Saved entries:
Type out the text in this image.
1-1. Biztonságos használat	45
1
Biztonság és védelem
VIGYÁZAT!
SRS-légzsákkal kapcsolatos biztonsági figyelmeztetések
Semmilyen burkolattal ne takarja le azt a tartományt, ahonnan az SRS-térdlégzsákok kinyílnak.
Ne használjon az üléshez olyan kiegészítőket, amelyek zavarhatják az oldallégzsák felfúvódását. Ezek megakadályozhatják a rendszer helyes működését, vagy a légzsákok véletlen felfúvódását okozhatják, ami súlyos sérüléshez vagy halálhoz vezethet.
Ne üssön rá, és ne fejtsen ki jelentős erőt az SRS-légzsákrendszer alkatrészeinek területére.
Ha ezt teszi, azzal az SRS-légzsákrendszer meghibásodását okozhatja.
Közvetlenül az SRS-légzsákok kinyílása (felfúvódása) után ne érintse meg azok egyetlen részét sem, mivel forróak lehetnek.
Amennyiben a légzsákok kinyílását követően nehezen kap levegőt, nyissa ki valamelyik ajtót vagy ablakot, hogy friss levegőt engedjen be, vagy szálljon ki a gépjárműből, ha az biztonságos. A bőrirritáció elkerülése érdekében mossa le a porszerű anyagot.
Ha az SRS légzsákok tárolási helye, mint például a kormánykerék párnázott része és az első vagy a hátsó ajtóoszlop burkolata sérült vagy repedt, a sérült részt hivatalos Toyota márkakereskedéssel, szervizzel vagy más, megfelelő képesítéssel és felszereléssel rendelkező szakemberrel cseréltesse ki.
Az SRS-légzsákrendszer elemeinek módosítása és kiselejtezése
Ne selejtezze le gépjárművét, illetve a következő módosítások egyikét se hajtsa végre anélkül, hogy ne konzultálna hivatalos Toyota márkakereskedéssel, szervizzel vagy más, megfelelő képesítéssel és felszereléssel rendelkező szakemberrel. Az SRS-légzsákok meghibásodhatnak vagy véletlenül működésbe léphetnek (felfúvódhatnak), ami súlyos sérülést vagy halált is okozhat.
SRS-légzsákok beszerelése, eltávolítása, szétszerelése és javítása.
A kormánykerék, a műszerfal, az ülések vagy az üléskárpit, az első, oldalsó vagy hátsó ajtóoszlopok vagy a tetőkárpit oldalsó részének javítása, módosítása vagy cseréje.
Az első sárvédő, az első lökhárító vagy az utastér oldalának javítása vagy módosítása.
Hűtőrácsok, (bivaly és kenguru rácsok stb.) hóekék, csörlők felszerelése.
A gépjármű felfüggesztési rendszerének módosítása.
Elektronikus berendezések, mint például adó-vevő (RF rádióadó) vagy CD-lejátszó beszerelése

* Required task *
Report only the number of lines in the listing that contain the word "módosítása".

* Response for this exercise *
4